▶ [OBJETIVO A] Diga se cada afirmação a seguir está de acordo com o trecho sobre Sêneca, Machado e Freud. Responda sim ou não e cite literalmente as palavras do trecho que decidem a questão. (i) Os três pensadores acreditam que é possível compreender o todo analisando uma parte. (ii) O trecho apresenta Freud como filósofo. (iii) Segundo o trecho, a carga psicológica de um indivíduo funciona apenas em certos momentos.

▶ [TRECHO PARA LEITURA]
**********

Esses três pensadores – um filósofo (Sêneca), um escritor (Machado) e um
psicanalista (Freud) – acreditam na possibilidade de se chegar à compreensão
do todo a partir da análise de uma parte. Todos eles crêem que a carga
psicológica de um indivíduo, sempre e ininterruptamente, está em
funcionamento. Por isso, a cada passo que damos, escolha que fazemos,
palavra que falamos e atitudes que tomamos, deixamos a marca de quem mais
profundamente somos. Pensando assim, é absolutamente plausível que o
conto e sua brevidade sejam capazes de captar a existência de alguém ou a
complexidade de uma vida, uma vez que ele (particularmente o conto
machadiano) “[...] inclui ainda o exame desse trânsito da parte para o todo, do
particular para o geral: investiga, ficcionalizando-a, a possibilidade de apertar a
vida inteira numa hora, acrescentando-lhe outra: a possibilidade de ver a vida
inteira apertada numa hora” (Baptista 2006: 213).

**********

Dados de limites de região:
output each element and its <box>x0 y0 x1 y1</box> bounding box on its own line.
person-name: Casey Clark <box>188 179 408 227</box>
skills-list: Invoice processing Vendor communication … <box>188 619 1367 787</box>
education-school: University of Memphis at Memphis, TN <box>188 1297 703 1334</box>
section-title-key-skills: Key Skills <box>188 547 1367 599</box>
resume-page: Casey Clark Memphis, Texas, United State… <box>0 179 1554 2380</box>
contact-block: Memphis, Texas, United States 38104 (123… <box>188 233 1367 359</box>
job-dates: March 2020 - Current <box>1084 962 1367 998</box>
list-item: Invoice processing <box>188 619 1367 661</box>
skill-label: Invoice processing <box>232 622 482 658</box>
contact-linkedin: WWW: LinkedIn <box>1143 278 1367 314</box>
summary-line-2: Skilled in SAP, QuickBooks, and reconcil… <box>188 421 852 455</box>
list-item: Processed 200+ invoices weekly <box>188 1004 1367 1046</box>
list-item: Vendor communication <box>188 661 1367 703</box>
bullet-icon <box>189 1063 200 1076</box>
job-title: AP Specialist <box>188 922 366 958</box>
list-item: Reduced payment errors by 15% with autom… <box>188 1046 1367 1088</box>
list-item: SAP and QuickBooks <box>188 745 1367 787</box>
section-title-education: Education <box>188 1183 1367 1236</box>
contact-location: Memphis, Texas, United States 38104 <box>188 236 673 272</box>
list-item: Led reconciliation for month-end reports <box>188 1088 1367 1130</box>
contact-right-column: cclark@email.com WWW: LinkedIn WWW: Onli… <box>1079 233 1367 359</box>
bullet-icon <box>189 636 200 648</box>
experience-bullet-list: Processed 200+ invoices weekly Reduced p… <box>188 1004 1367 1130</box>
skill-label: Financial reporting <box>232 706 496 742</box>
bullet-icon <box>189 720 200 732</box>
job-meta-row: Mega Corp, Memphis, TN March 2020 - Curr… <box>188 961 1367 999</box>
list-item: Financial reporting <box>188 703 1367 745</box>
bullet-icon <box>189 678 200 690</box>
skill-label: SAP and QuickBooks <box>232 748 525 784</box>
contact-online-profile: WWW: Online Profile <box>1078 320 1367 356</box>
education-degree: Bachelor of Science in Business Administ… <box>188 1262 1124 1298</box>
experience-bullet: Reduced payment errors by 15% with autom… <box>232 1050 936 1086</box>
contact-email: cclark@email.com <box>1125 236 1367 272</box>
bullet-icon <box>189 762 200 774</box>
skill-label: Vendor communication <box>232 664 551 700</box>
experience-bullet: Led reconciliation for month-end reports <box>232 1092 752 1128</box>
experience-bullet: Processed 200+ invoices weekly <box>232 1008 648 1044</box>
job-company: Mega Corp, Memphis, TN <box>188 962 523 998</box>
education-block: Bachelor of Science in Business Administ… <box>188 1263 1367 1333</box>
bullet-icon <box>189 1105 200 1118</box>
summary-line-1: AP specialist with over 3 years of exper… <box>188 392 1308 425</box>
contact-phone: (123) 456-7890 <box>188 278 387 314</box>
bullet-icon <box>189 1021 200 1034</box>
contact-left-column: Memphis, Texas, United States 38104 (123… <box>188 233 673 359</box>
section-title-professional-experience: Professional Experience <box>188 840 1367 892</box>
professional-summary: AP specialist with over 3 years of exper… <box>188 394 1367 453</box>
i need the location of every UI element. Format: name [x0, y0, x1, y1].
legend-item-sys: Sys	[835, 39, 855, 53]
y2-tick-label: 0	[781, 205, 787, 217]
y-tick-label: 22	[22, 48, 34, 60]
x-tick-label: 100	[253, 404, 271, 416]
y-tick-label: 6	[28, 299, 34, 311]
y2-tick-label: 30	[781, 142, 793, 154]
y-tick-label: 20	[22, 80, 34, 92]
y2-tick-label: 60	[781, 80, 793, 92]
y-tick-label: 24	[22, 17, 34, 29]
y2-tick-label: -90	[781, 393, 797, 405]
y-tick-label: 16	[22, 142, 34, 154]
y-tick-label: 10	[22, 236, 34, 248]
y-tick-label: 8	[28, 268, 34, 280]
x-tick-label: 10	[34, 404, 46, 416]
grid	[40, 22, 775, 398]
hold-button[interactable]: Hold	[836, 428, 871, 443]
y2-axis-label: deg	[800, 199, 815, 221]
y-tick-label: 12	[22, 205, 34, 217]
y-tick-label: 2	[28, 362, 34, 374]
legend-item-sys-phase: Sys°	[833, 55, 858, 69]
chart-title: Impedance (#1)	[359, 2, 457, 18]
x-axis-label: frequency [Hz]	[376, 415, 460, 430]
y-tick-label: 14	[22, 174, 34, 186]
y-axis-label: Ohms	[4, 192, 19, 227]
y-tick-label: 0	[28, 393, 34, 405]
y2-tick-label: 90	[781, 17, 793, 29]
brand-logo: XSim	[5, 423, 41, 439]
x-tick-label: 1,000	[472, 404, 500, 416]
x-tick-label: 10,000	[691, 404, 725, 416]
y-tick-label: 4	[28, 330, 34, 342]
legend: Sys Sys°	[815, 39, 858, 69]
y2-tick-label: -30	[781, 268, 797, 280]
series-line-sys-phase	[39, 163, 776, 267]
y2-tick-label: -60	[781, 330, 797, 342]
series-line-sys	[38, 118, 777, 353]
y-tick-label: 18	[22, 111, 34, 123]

**********

▶ [OBJETIVO B] Imprima sem nenhuma alteração as linhas de dados que vão da primeira até a que contém "job-title: AP Specialist", ambas incluídas.

▶ [RESULTADO DO EXERCÍCIO A]
(i) Sim: "acreditam na possibilidade de se chegar à compreensão do todo a partir da análise de uma parte"
(ii) Não: "um filósofo (Sêneca)" e "um psicanalista (Freud)"
(iii) Não: "sempre e ininterruptamente, está em funcionamento"

▶ [RESULTADO DO EXERCÍCIO B]
output each element and its <box>x0 y0 x1 y1</box> bounding box on its own line.
person-name: Casey Clark <box>188 179 408 227</box>
skills-list: Invoice processing Vendor communication … <box>188 619 1367 787</box>
education-school: University of Memphis at Memphis, TN <box>188 1297 703 1334</box>
section-title-key-skills: Key Skills <box>188 547 1367 599</box>
resume-page: Casey Clark Memphis, Texas, United State… <box>0 179 1554 2380</box>
contact-block: Memphis, Texas, United States 38104 (123… <box>188 233 1367 359</box>
job-dates: March 2020 - Current <box>1084 962 1367 998</box>
list-item: Invoice processing <box>188 619 1367 661</box>
skill-label: Invoice processing <box>232 622 482 658</box>
contact-linkedin: WWW: LinkedIn <box>1143 278 1367 314</box>
summary-line-2: Skilled in SAP, QuickBooks, and reconcil… <box>188 421 852 455</box>
list-item: Processed 200+ invoices weekly <box>188 1004 1367 1046</box>
list-item: Vendor communication <box>188 661 1367 703</box>
bullet-icon <box>189 1063 200 1076</box>
job-title: AP Specialist <box>188 922 366 958</box>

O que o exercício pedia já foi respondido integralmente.